-- start Listing --

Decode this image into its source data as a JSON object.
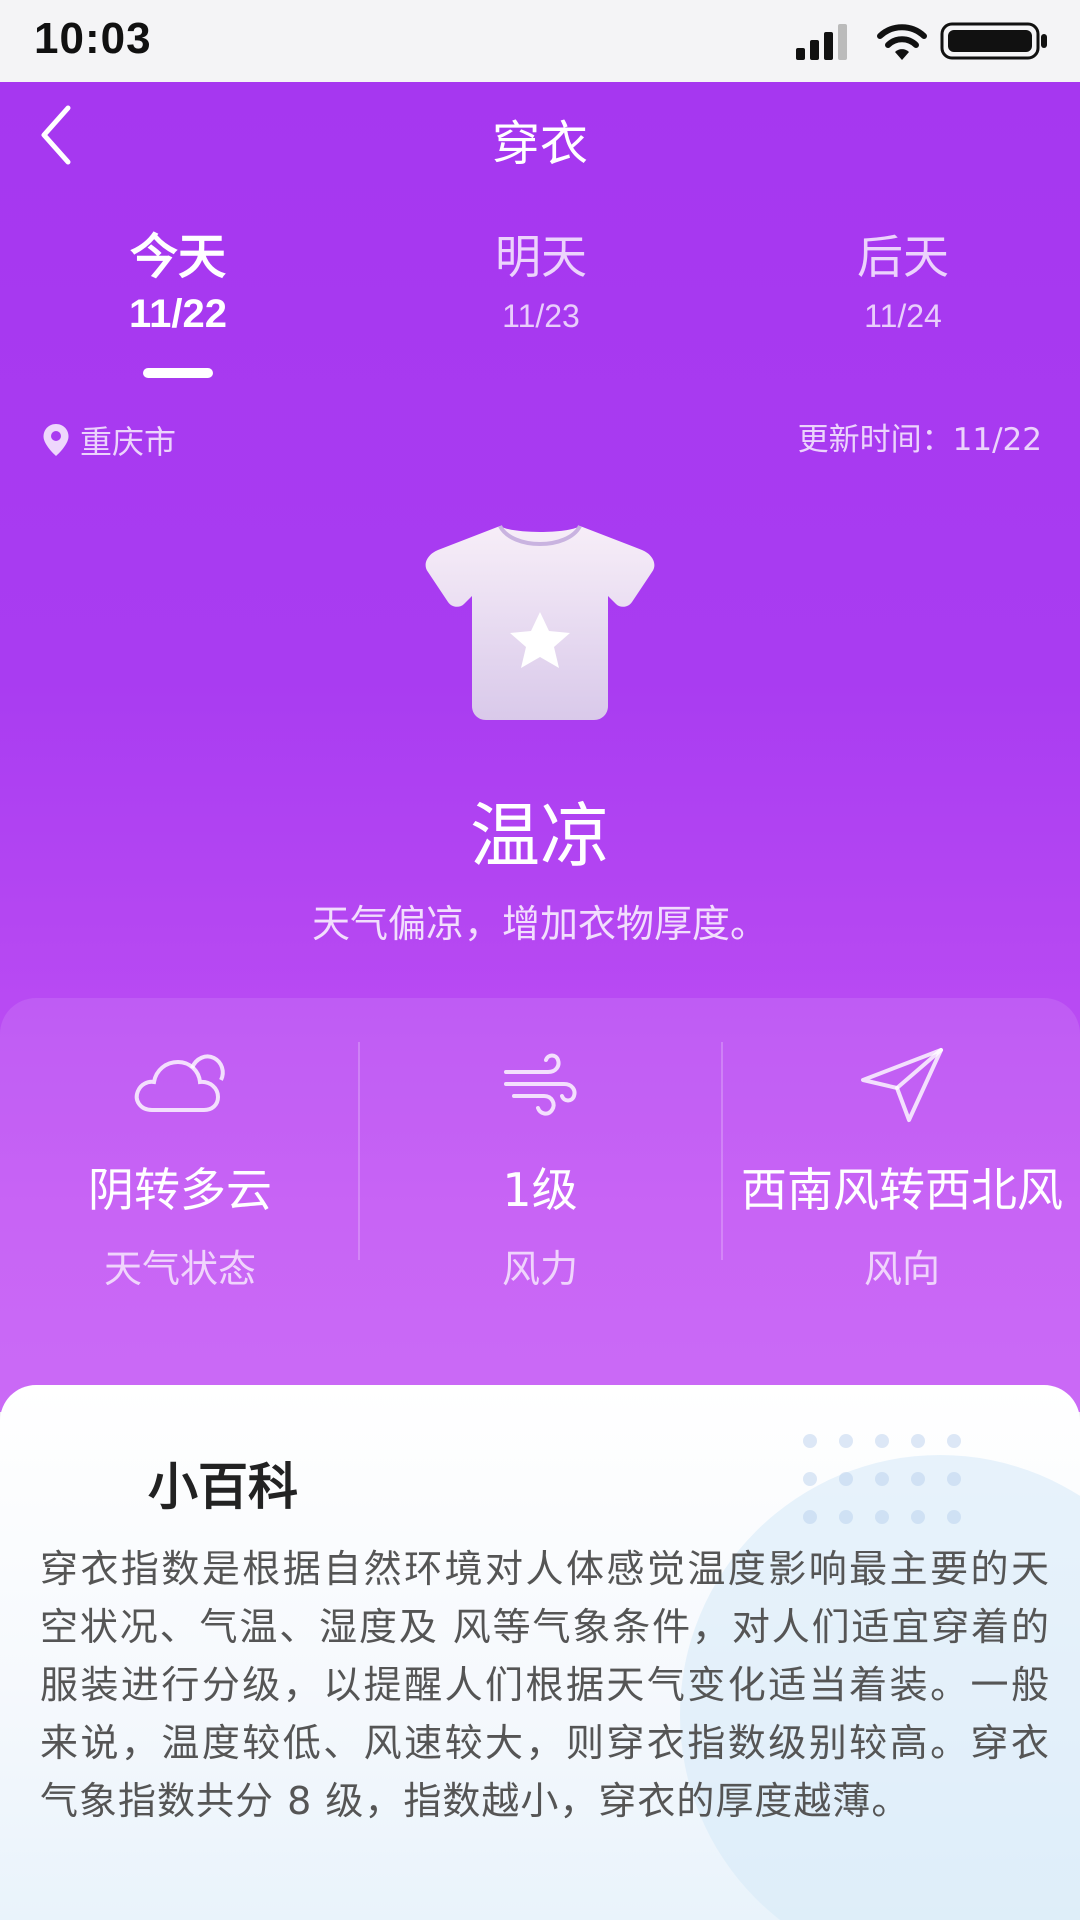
{
  "status_bar": {
    "time": "10:03"
  },
  "nav": {
    "title": "穿衣",
    "back_icon": "chevron-left-icon"
  },
  "tabs": [
    {
      "name": "今天",
      "date": "11/22",
      "active": true
    },
    {
      "name": "明天",
      "date": "11/23",
      "active": false
    },
    {
      "name": "后天",
      "date": "11/24",
      "active": false
    }
  ],
  "location": {
    "city": "重庆市",
    "icon": "location-pin-icon"
  },
  "update": {
    "text": "更新时间：11/22"
  },
  "index": {
    "icon": "tshirt-star-icon",
    "level": "温凉",
    "description": "天气偏凉，增加衣物厚度。"
  },
  "weather": [
    {
      "icon": "cloud-icon",
      "value": "阴转多云",
      "label": "天气状态"
    },
    {
      "icon": "wind-icon",
      "value": "1级",
      "label": "风力"
    },
    {
      "icon": "navigation-arrow-icon",
      "value": "西南风转西北风",
      "label": "风向"
    }
  ],
  "encyclopedia": {
    "title": "小百科",
    "text": "穿衣指数是根据自然环境对人体感觉温度影响最主要的天空状况、气温、湿度及 风等气象条件，对人们适宜穿着的服装进行分级，以提醒人们根据天气变化适当着装。一般来说，温度较低、风速较大，则穿衣指数级别较高。穿衣气象指数共分 8 级，指数越小，穿衣的厚度越薄。"
  },
  "colors": {
    "gradient_top": "#a637f0",
    "gradient_bottom": "#c45af5",
    "text_white": "#ffffff"
  }
}
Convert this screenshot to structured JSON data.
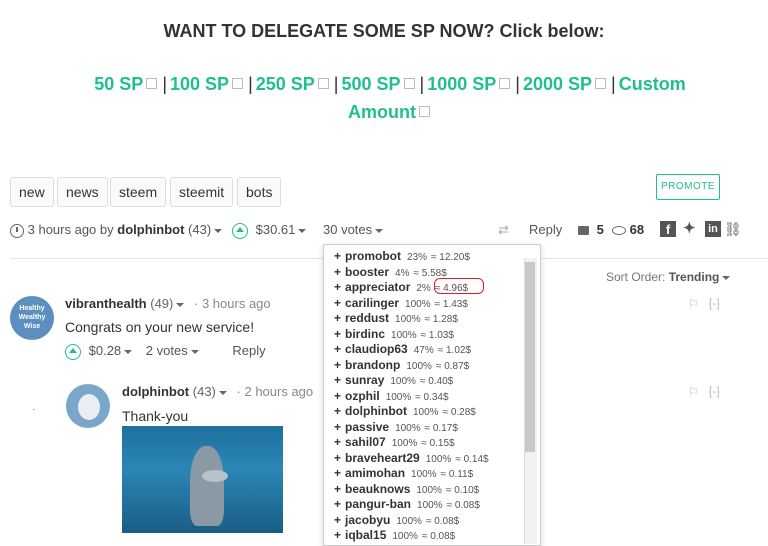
{
  "banner": {
    "heading": "WANT TO DELEGATE SOME SP NOW? Click below:",
    "links": [
      "50 SP",
      "100 SP",
      "250 SP",
      "500 SP",
      "1000 SP",
      "2000 SP",
      "Custom Amount"
    ],
    "separator": "|",
    "accent_color": "#1fbf8f"
  },
  "tags": [
    "new",
    "news",
    "steem",
    "steemit",
    "bots"
  ],
  "promote_label": "PROMOTE",
  "post_meta": {
    "time": "3 hours ago",
    "by_label": "by",
    "author": "dolphinbot",
    "reputation": "(43)",
    "payout": "$30.61",
    "votes_label": "30 votes",
    "reply_label": "Reply",
    "comments_count": "5",
    "views_count": "68",
    "share_icons": [
      "facebook-icon",
      "twitter-icon",
      "linkedin-icon",
      "link-icon"
    ]
  },
  "sort": {
    "label": "Sort Order:",
    "value": "Trending"
  },
  "comments": [
    {
      "author": "vibranthealth",
      "reputation": "(49)",
      "time": "3 hours ago",
      "body": "Congrats on your new service!",
      "payout": "$0.28",
      "votes_label": "2 votes",
      "reply_label": "Reply",
      "collapse": "[-]",
      "avatar_text": "Healthy Wealthy Wise"
    },
    {
      "author": "dolphinbot",
      "reputation": "(43)",
      "time": "2 hours ago",
      "body": "Thank-you",
      "collapse": "[-]"
    }
  ],
  "voters": [
    {
      "name": "promobot",
      "pct": "23%",
      "value": "≈ 12.20$"
    },
    {
      "name": "booster",
      "pct": "4%",
      "value": "≈ 5.58$"
    },
    {
      "name": "appreciator",
      "pct": "2%",
      "value": "≈ 4.96$"
    },
    {
      "name": "carilinger",
      "pct": "100%",
      "value": "≈ 1.43$"
    },
    {
      "name": "reddust",
      "pct": "100%",
      "value": "≈ 1.28$"
    },
    {
      "name": "birdinc",
      "pct": "100%",
      "value": "≈ 1.03$"
    },
    {
      "name": "claudiop63",
      "pct": "47%",
      "value": "≈ 1.02$"
    },
    {
      "name": "brandonp",
      "pct": "100%",
      "value": "≈ 0.87$"
    },
    {
      "name": "sunray",
      "pct": "100%",
      "value": "≈ 0.40$"
    },
    {
      "name": "ozphil",
      "pct": "100%",
      "value": "≈ 0.34$"
    },
    {
      "name": "dolphinbot",
      "pct": "100%",
      "value": "≈ 0.28$"
    },
    {
      "name": "passive",
      "pct": "100%",
      "value": "≈ 0.17$"
    },
    {
      "name": "sahil07",
      "pct": "100%",
      "value": "≈ 0.15$"
    },
    {
      "name": "braveheart29",
      "pct": "100%",
      "value": "≈ 0.14$"
    },
    {
      "name": "amimohan",
      "pct": "100%",
      "value": "≈ 0.11$"
    },
    {
      "name": "beauknows",
      "pct": "100%",
      "value": "≈ 0.10$"
    },
    {
      "name": "pangur-ban",
      "pct": "100%",
      "value": "≈ 0.08$"
    },
    {
      "name": "jacobyu",
      "pct": "100%",
      "value": "≈ 0.08$"
    },
    {
      "name": "iqbal15",
      "pct": "100%",
      "value": "≈ 0.08$"
    }
  ],
  "voter_prefix": "+"
}
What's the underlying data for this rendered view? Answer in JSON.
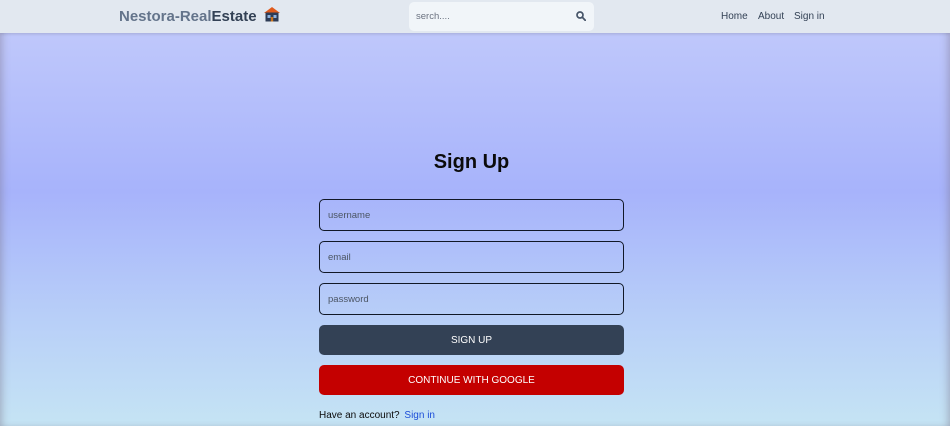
{
  "header": {
    "logo_part1": "Nestora-Real",
    "logo_part2": "Estate",
    "logo_icon": "house-icon",
    "search": {
      "placeholder": "serch....",
      "icon": "search-icon"
    },
    "nav": {
      "home": "Home",
      "about": "About",
      "sign_in": "Sign in"
    }
  },
  "form": {
    "title": "Sign Up",
    "username_placeholder": "username",
    "email_placeholder": "email",
    "password_placeholder": "password",
    "signup_label": "SIGN UP",
    "google_label": "CONTINUE WITH GOOGLE",
    "have_account_text": "Have an account?",
    "sign_in_link": "Sign in"
  },
  "colors": {
    "header_bg": "#e2e8f0",
    "logo_light": "#64748b",
    "logo_dark": "#334155",
    "signup_button": "#334155",
    "google_button": "#c40000",
    "link": "#1d4ed8"
  }
}
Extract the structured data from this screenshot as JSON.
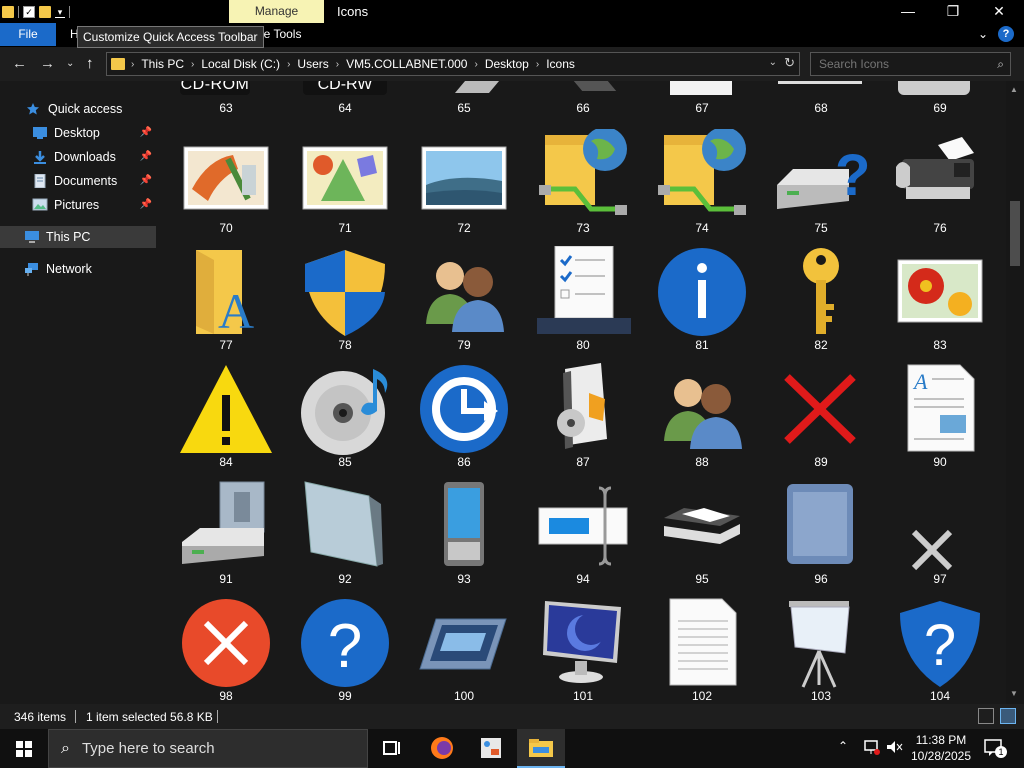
{
  "titlebar": {
    "manage_label": "Manage",
    "window_title": "Icons",
    "minimize": "—",
    "maximize": "❐",
    "close": "✕"
  },
  "ribbon": {
    "file_label": "File",
    "home_label": "H",
    "picture_tools_label": "icture Tools",
    "tooltip": "Customize Quick Access Toolbar",
    "expand": "⌄",
    "help": "?"
  },
  "address": {
    "crumbs": [
      "This PC",
      "Local Disk (C:)",
      "Users",
      "VM5.COLLABNET.000",
      "Desktop",
      "Icons"
    ],
    "search_placeholder": "Search Icons"
  },
  "navpane": {
    "items": [
      {
        "label": "Quick access",
        "icon": "star-icon"
      },
      {
        "label": "Desktop",
        "icon": "desktop-icon",
        "pinned": true
      },
      {
        "label": "Downloads",
        "icon": "download-icon",
        "pinned": true
      },
      {
        "label": "Documents",
        "icon": "documents-icon",
        "pinned": true
      },
      {
        "label": "Pictures",
        "icon": "pictures-icon",
        "pinned": true
      },
      {
        "label": "This PC",
        "icon": "computer-icon",
        "selected": true
      },
      {
        "label": "Network",
        "icon": "network-icon"
      }
    ]
  },
  "icons": {
    "top_row_labels": [
      "63",
      "64",
      "65",
      "66",
      "67",
      "68",
      "69"
    ],
    "top_row_captions": [
      "CD-ROM",
      "CD-RW"
    ],
    "rows": [
      [
        "70",
        "71",
        "72",
        "73",
        "74",
        "75",
        "76"
      ],
      [
        "77",
        "78",
        "79",
        "80",
        "81",
        "82",
        "83"
      ],
      [
        "84",
        "85",
        "86",
        "87",
        "88",
        "89",
        "90"
      ],
      [
        "91",
        "92",
        "93",
        "94",
        "95",
        "96",
        "97"
      ],
      [
        "98",
        "99",
        "100",
        "101",
        "102",
        "103",
        "104"
      ]
    ]
  },
  "status": {
    "item_count": "346 items",
    "selection": "1 item selected  56.8 KB"
  },
  "taskbar": {
    "search_placeholder": "Type here to search",
    "time": "11:38 PM",
    "date": "10/28/2025",
    "notification_count": "1"
  }
}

-- end Listing --

Objective:
Give the data again exactly as written, with all pictures left out.

Answer to this exercise:
Decode this image into its source data as a JSON object.
{
  "status_bar": {
    "time": "10:03"
  },
  "nav": {
    "title": "穿衣",
    "back_icon": "chevron-left-icon"
  },
  "tabs": [
    {
      "name": "今天",
      "date": "11/22",
      "active": true
    },
    {
      "name": "明天",
      "date": "11/23",
      "active": false
    },
    {
      "name": "后天",
      "date": "11/24",
      "active": false
    }
  ],
  "location": {
    "city": "重庆市",
    "icon": "location-pin-icon"
  },
  "update": {
    "text": "更新时间：11/22"
  },
  "index": {
    "icon": "tshirt-star-icon",
    "level": "温凉",
    "description": "天气偏凉，增加衣物厚度。"
  },
  "weather": [
    {
      "icon": "cloud-icon",
      "value": "阴转多云",
      "label": "天气状态"
    },
    {
      "icon": "wind-icon",
      "value": "1级",
      "label": "风力"
    },
    {
      "icon": "navigation-arrow-icon",
      "value": "西南风转西北风",
      "label": "风向"
    }
  ],
  "encyclopedia": {
    "title": "小百科",
    "text": "穿衣指数是根据自然环境对人体感觉温度影响最主要的天空状况、气温、湿度及 风等气象条件，对人们适宜穿着的服装进行分级，以提醒人们根据天气变化适当着装。一般来说，温度较低、风速较大，则穿衣指数级别较高。穿衣气象指数共分 8 级，指数越小，穿衣的厚度越薄。"
  },
  "colors": {
    "gradient_top": "#a637f0",
    "gradient_bottom": "#c45af5",
    "text_white": "#ffffff"
  }
}
Convert this screenshot to structured JSON data.
{
  "banner": {
    "heading": "WANT TO DELEGATE SOME SP NOW? Click below:",
    "links": [
      "50 SP",
      "100 SP",
      "250 SP",
      "500 SP",
      "1000 SP",
      "2000 SP",
      "Custom Amount"
    ],
    "separator": "|",
    "accent_color": "#1fbf8f"
  },
  "tags": [
    "new",
    "news",
    "steem",
    "steemit",
    "bots"
  ],
  "promote_label": "PROMOTE",
  "post_meta": {
    "time": "3 hours ago",
    "by_label": "by",
    "author": "dolphinbot",
    "reputation": "(43)",
    "payout": "$30.61",
    "votes_label": "30 votes",
    "reply_label": "Reply",
    "comments_count": "5",
    "views_count": "68",
    "share_icons": [
      "facebook-icon",
      "twitter-icon",
      "linkedin-icon",
      "link-icon"
    ]
  },
  "sort": {
    "label": "Sort Order:",
    "value": "Trending"
  },
  "comments": [
    {
      "author": "vibranthealth",
      "reputation": "(49)",
      "time": "3 hours ago",
      "body": "Congrats on your new service!",
      "payout": "$0.28",
      "votes_label": "2 votes",
      "reply_label": "Reply",
      "collapse": "[-]",
      "avatar_text": "Healthy Wealthy Wise"
    },
    {
      "author": "dolphinbot",
      "reputation": "(43)",
      "time": "2 hours ago",
      "body": "Thank-you",
      "collapse": "[-]"
    }
  ],
  "voters": [
    {
      "name": "promobot",
      "pct": "23%",
      "value": "≈ 12.20$"
    },
    {
      "name": "booster",
      "pct": "4%",
      "value": "≈ 5.58$"
    },
    {
      "name": "appreciator",
      "pct": "2%",
      "value": "≈ 4.96$"
    },
    {
      "name": "carilinger",
      "pct": "100%",
      "value": "≈ 1.43$"
    },
    {
      "name": "reddust",
      "pct": "100%",
      "value": "≈ 1.28$"
    },
    {
      "name": "birdinc",
      "pct": "100%",
      "value": "≈ 1.03$"
    },
    {
      "name": "claudiop63",
      "pct": "47%",
      "value": "≈ 1.02$"
    },
    {
      "name": "brandonp",
      "pct": "100%",
      "value": "≈ 0.87$"
    },
    {
      "name": "sunray",
      "pct": "100%",
      "value": "≈ 0.40$"
    },
    {
      "name": "ozphil",
      "pct": "100%",
      "value": "≈ 0.34$"
    },
    {
      "name": "dolphinbot",
      "pct": "100%",
      "value": "≈ 0.28$"
    },
    {
      "name": "passive",
      "pct": "100%",
      "value": "≈ 0.17$"
    },
    {
      "name": "sahil07",
      "pct": "100%",
      "value": "≈ 0.15$"
    },
    {
      "name": "braveheart29",
      "pct": "100%",
      "value": "≈ 0.14$"
    },
    {
      "name": "amimohan",
      "pct": "100%",
      "value": "≈ 0.11$"
    },
    {
      "name": "beauknows",
      "pct": "100%",
      "value": "≈ 0.10$"
    },
    {
      "name": "pangur-ban",
      "pct": "100%",
      "value": "≈ 0.08$"
    },
    {
      "name": "jacobyu",
      "pct": "100%",
      "value": "≈ 0.08$"
    },
    {
      "name": "iqbal15",
      "pct": "100%",
      "value": "≈ 0.08$"
    }
  ],
  "voter_prefix": "+"
}
What's the underlying data for this rendered view? Answer in JSON.
{
  "header": {
    "logo_part1": "Nestora-Real",
    "logo_part2": "Estate",
    "logo_icon": "house-icon",
    "search": {
      "placeholder": "serch....",
      "icon": "search-icon"
    },
    "nav": {
      "home": "Home",
      "about": "About",
      "sign_in": "Sign in"
    }
  },
  "form": {
    "title": "Sign Up",
    "username_placeholder": "username",
    "email_placeholder": "email",
    "password_placeholder": "password",
    "signup_label": "SIGN UP",
    "google_label": "CONTINUE WITH GOOGLE",
    "have_account_text": "Have an account?",
    "sign_in_link": "Sign in"
  },
  "colors": {
    "header_bg": "#e2e8f0",
    "logo_light": "#64748b",
    "logo_dark": "#334155",
    "signup_button": "#334155",
    "google_button": "#c40000",
    "link": "#1d4ed8"
  }
}
Extract the structured data from this screenshot as JSON.
{
  "titlebar": {
    "manage_label": "Manage",
    "window_title": "Icons",
    "minimize": "—",
    "maximize": "❐",
    "close": "✕"
  },
  "ribbon": {
    "file_label": "File",
    "home_label": "H",
    "picture_tools_label": "icture Tools",
    "tooltip": "Customize Quick Access Toolbar",
    "expand": "⌄",
    "help": "?"
  },
  "address": {
    "crumbs": [
      "This PC",
      "Local Disk (C:)",
      "Users",
      "VM5.COLLABNET.000",
      "Desktop",
      "Icons"
    ],
    "search_placeholder": "Search Icons"
  },
  "navpane": {
    "items": [
      {
        "label": "Quick access",
        "icon": "star-icon"
      },
      {
        "label": "Desktop",
        "icon": "desktop-icon",
        "pinned": true
      },
      {
        "label": "Downloads",
        "icon": "download-icon",
        "pinned": true
      },
      {
        "label": "Documents",
        "icon": "documents-icon",
        "pinned": true
      },
      {
        "label": "Pictures",
        "icon": "pictures-icon",
        "pinned": true
      },
      {
        "label": "This PC",
        "icon": "computer-icon",
        "selected": true
      },
      {
        "label": "Network",
        "icon": "network-icon"
      }
    ]
  },
  "icons": {
    "top_row_labels": [
      "63",
      "64",
      "65",
      "66",
      "67",
      "68",
      "69"
    ],
    "top_row_captions": [
      "CD-ROM",
      "CD-RW"
    ],
    "rows": [
      [
        "70",
        "71",
        "72",
        "73",
        "74",
        "75",
        "76"
      ],
      [
        "77",
        "78",
        "79",
        "80",
        "81",
        "82",
        "83"
      ],
      [
        "84",
        "85",
        "86",
        "87",
        "88",
        "89",
        "90"
      ],
      [
        "91",
        "92",
        "93",
        "94",
        "95",
        "96",
        "97"
      ],
      [
        "98",
        "99",
        "100",
        "101",
        "102",
        "103",
        "104"
      ]
    ]
  },
  "status": {
    "item_count": "346 items",
    "selection": "1 item selected  56.8 KB"
  },
  "taskbar": {
    "search_placeholder": "Type here to search",
    "time": "11:38 PM",
    "date": "10/28/2025",
    "notification_count": "1"
  }
}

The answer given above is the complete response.